→ **The data**:

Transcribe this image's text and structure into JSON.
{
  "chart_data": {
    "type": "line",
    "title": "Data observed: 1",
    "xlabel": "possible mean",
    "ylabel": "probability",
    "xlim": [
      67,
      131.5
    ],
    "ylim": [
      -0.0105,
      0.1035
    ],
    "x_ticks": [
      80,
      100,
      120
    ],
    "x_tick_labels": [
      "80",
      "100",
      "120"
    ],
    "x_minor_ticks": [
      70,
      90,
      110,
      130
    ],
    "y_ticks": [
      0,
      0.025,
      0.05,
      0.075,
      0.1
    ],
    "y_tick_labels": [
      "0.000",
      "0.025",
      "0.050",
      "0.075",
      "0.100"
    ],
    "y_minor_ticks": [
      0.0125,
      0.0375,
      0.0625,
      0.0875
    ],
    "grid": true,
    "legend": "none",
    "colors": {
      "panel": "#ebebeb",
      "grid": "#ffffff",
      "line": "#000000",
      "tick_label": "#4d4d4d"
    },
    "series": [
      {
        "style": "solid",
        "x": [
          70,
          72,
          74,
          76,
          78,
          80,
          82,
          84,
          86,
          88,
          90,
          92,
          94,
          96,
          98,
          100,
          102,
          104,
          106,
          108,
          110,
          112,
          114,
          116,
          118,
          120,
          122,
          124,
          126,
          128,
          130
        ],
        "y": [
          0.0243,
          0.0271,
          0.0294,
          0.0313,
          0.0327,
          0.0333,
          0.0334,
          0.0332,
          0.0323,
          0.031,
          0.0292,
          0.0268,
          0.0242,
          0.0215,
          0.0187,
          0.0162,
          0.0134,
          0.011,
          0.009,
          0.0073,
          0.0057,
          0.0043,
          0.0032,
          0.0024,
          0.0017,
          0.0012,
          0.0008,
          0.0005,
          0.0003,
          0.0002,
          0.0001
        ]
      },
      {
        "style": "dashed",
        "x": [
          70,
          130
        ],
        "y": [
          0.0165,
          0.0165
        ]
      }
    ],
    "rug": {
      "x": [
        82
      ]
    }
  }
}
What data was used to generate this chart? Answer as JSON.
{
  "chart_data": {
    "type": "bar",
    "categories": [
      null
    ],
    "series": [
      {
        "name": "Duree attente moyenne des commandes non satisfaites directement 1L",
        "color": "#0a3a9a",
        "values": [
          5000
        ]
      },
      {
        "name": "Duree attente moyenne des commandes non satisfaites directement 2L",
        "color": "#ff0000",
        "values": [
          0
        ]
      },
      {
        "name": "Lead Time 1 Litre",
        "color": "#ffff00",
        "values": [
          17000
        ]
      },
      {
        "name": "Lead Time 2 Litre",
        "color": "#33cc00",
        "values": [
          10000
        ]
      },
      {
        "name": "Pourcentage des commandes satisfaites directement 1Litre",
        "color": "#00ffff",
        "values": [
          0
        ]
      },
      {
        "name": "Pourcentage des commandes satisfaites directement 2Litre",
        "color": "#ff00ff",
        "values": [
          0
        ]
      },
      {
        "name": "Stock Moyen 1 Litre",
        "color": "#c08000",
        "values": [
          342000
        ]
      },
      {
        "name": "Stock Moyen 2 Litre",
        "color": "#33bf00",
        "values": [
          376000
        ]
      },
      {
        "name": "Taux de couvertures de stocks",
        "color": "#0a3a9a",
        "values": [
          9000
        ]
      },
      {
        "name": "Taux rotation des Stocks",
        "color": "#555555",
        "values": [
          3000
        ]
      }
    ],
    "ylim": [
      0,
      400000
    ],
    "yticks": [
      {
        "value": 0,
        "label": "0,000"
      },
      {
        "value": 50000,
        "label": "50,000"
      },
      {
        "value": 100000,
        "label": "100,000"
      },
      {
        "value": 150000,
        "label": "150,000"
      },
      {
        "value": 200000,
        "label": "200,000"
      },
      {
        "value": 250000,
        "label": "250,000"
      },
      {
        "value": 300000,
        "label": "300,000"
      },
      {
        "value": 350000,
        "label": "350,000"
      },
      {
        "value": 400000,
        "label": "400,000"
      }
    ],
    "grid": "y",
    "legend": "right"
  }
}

→ **Request**:
Nothing may be left out: return each entry exactly as it reads.

→ **Correct response**:
Transcribe this image's text and structure into JSON.
{
  "chart_data": {
    "type": "line",
    "title": "Data observed: 1",
    "xlabel": "possible mean",
    "ylabel": "probability",
    "xlim": [
      67,
      131.5
    ],
    "ylim": [
      -0.0105,
      0.1035
    ],
    "x_ticks": [
      80,
      100,
      120
    ],
    "x_tick_labels": [
      "80",
      "100",
      "120"
    ],
    "x_minor_ticks": [
      70,
      90,
      110,
      130
    ],
    "y_ticks": [
      0,
      0.025,
      0.05,
      0.075,
      0.1
    ],
    "y_tick_labels": [
      "0.000",
      "0.025",
      "0.050",
      "0.075",
      "0.100"
    ],
    "y_minor_ticks": [
      0.0125,
      0.0375,
      0.0625,
      0.0875
    ],
    "grid": true,
    "legend": "none",
    "colors": {
      "panel": "#ebebeb",
      "grid": "#ffffff",
      "line": "#000000",
      "tick_label": "#4d4d4d"
    },
    "series": [
      {
        "style": "solid",
        "x": [
          70,
          72,
          74,
          76,
          78,
          80,
          82,
          84,
          86,
          88,
          90,
          92,
          94,
          96,
          98,
          100,
          102,
          104,
          106,
          108,
          110,
          112,
          114,
          116,
          118,
          120,
          122,
          124,
          126,
          128,
          130
        ],
        "y": [
          0.0243,
          0.0271,
          0.0294,
          0.0313,
          0.0327,
          0.0333,
          0.0334,
          0.0332,
          0.0323,
          0.031,
          0.0292,
          0.0268,
          0.0242,
          0.0215,
          0.0187,
          0.0162,
          0.0134,
          0.011,
          0.009,
          0.0073,
          0.0057,
          0.0043,
          0.0032,
          0.0024,
          0.0017,
          0.0012,
          0.0008,
          0.0005,
          0.0003,
          0.0002,
          0.0001
        ]
      },
      {
        "style": "dashed",
        "x": [
          70,
          130
        ],
        "y": [
          0.0165,
          0.0165
        ]
      }
    ],
    "rug": {
      "x": [
        82
      ]
    }
  }
}
What data was used to generate this chart? Answer as JSON.
{
  "chart_data": {
    "type": "bar",
    "categories": [
      null
    ],
    "series": [
      {
        "name": "Duree attente moyenne des commandes non satisfaites directement 1L",
        "color": "#0a3a9a",
        "values": [
          5000
        ]
      },
      {
        "name": "Duree attente moyenne des commandes non satisfaites directement 2L",
        "color": "#ff0000",
        "values": [
          0
        ]
      },
      {
        "name": "Lead Time 1 Litre",
        "color": "#ffff00",
        "values": [
          17000
        ]
      },
      {
        "name": "Lead Time 2 Litre",
        "color": "#33cc00",
        "values": [
          10000
        ]
      },
      {
        "name": "Pourcentage des commandes satisfaites directement 1Litre",
        "color": "#00ffff",
        "values": [
          0
        ]
      },
      {
        "name": "Pourcentage des commandes satisfaites directement 2Litre",
        "color": "#ff00ff",
        "values": [
          0
        ]
      },
      {
        "name": "Stock Moyen 1 Litre",
        "color": "#c08000",
        "values": [
          342000
        ]
      },
      {
        "name": "Stock Moyen 2 Litre",
        "color": "#33bf00",
        "values": [
          376000
        ]
      },
      {
        "name": "Taux de couvertures de stocks",
        "color": "#0a3a9a",
        "values": [
          9000
        ]
      },
      {
        "name": "Taux rotation des Stocks",
        "color": "#555555",
        "values": [
          3000
        ]
      }
    ],
    "ylim": [
      0,
      400000
    ],
    "yticks": [
      {
        "value": 0,
        "label": "0,000"
      },
      {
        "value": 50000,
        "label": "50,000"
      },
      {
        "value": 100000,
        "label": "100,000"
      },
      {
        "value": 150000,
        "label": "150,000"
      },
      {
        "value": 200000,
        "label": "200,000"
      },
      {
        "value": 250000,
        "label": "250,000"
      },
      {
        "value": 300000,
        "label": "300,000"
      },
      {
        "value": 350000,
        "label": "350,000"
      },
      {
        "value": 400000,
        "label": "400,000"
      }
    ],
    "grid": "y",
    "legend": "right"
  }
}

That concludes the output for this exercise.